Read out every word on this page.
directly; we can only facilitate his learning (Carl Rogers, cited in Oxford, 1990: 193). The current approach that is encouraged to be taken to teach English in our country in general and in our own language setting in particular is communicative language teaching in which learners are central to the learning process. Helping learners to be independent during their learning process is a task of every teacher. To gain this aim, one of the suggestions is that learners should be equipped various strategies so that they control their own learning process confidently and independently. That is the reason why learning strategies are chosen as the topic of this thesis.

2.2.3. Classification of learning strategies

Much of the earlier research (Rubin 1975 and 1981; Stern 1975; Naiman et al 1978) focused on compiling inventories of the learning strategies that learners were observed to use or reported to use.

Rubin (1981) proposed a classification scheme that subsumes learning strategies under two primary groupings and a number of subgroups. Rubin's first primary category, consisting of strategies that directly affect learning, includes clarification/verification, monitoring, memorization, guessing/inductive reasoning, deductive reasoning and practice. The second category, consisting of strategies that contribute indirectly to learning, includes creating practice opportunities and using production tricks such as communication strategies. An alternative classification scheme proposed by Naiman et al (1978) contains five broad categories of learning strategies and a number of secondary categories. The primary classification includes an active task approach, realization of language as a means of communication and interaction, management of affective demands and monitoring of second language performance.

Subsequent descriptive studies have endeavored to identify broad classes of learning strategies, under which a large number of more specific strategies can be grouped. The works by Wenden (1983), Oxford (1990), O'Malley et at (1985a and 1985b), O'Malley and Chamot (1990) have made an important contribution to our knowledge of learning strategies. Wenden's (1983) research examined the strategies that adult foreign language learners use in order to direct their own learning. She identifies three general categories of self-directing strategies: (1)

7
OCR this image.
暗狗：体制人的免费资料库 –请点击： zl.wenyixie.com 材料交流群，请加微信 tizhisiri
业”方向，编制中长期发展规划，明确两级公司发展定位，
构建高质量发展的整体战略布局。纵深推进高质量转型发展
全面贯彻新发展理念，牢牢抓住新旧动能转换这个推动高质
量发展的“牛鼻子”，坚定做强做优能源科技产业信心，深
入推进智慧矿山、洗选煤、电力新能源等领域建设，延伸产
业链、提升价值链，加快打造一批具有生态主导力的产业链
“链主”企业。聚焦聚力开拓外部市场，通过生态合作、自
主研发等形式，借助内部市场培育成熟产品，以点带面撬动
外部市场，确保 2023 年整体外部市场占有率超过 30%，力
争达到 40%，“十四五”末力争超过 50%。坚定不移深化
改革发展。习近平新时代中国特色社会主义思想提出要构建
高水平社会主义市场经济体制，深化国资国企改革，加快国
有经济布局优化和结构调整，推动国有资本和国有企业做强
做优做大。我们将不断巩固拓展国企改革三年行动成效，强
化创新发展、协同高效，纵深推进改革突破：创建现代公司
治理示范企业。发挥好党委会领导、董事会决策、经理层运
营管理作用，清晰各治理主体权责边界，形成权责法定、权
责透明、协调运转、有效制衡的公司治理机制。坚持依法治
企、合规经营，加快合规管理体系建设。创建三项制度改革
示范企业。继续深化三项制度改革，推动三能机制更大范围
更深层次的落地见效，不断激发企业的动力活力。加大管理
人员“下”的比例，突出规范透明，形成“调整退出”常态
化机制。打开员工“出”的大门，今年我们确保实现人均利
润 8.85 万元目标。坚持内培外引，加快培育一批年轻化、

* _Task instructions_: Copy out each record exactly as given, omitting none.

* _Response to this exercise_:
Read out every word on this page.
directly; we can only facilitate his learning (Carl Rogers, cited in Oxford, 1990: 193). The current approach that is encouraged to be taken to teach English in our country in general and in our own language setting in particular is communicative language teaching in which learners are central to the learning process. Helping learners to be independent during their learning process is a task of every teacher. To gain this aim, one of the suggestions is that learners should be equipped various strategies so that they control their own learning process confidently and independently. That is the reason why learning strategies are chosen as the topic of this thesis.

2.2.3. Classification of learning strategies

Much of the earlier research (Rubin 1975 and 1981; Stern 1975; Naiman et al 1978) focused on compiling inventories of the learning strategies that learners were observed to use or reported to use.

Rubin (1981) proposed a classification scheme that subsumes learning strategies under two primary groupings and a number of subgroups. Rubin's first primary category, consisting of strategies that directly affect learning, includes clarification/verification, monitoring, memorization, guessing/inductive reasoning, deductive reasoning and practice. The second category, consisting of strategies that contribute indirectly to learning, includes creating practice opportunities and using production tricks such as communication strategies. An alternative classification scheme proposed by Naiman et al (1978) contains five broad categories of learning strategies and a number of secondary categories. The primary classification includes an active task approach, realization of language as a means of communication and interaction, management of affective demands and monitoring of second language performance.

Subsequent descriptive studies have endeavored to identify broad classes of learning strategies, under which a large number of more specific strategies can be grouped. The works by Wenden (1983), Oxford (1990), O'Malley et at (1985a and 1985b), O'Malley and Chamot (1990) have made an important contribution to our knowledge of learning strategies. Wenden's (1983) research examined the strategies that adult foreign language learners use in order to direct their own learning. She identifies three general categories of self-directing strategies: (1)

7
OCR this image.
暗狗：体制人的免费资料库 –请点击： zl.wenyixie.com 材料交流群，请加微信 tizhisiri
业”方向，编制中长期发展规划，明确两级公司发展定位，
构建高质量发展的整体战略布局。纵深推进高质量转型发展
全面贯彻新发展理念，牢牢抓住新旧动能转换这个推动高质
量发展的“牛鼻子”，坚定做强做优能源科技产业信心，深
入推进智慧矿山、洗选煤、电力新能源等领域建设，延伸产
业链、提升价值链，加快打造一批具有生态主导力的产业链
“链主”企业。聚焦聚力开拓外部市场，通过生态合作、自
主研发等形式，借助内部市场培育成熟产品，以点带面撬动
外部市场，确保 2023 年整体外部市场占有率超过 30%，力
争达到 40%，“十四五”末力争超过 50%。坚定不移深化
改革发展。习近平新时代中国特色社会主义思想提出要构建
高水平社会主义市场经济体制，深化国资国企改革，加快国
有经济布局优化和结构调整，推动国有资本和国有企业做强
做优做大。我们将不断巩固拓展国企改革三年行动成效，强
化创新发展、协同高效，纵深推进改革突破：创建现代公司
治理示范企业。发挥好党委会领导、董事会决策、经理层运
营管理作用，清晰各治理主体权责边界，形成权责法定、权
责透明、协调运转、有效制衡的公司治理机制。坚持依法治
企、合规经营，加快合规管理体系建设。创建三项制度改革
示范企业。继续深化三项制度改革，推动三能机制更大范围
更深层次的落地见效，不断激发企业的动力活力。加大管理
人员“下”的比例，突出规范透明，形成“调整退出”常态
化机制。打开员工“出”的大门，今年我们确保实现人均利
润 8.85 万元目标。坚持内培外引，加快培育一批年轻化、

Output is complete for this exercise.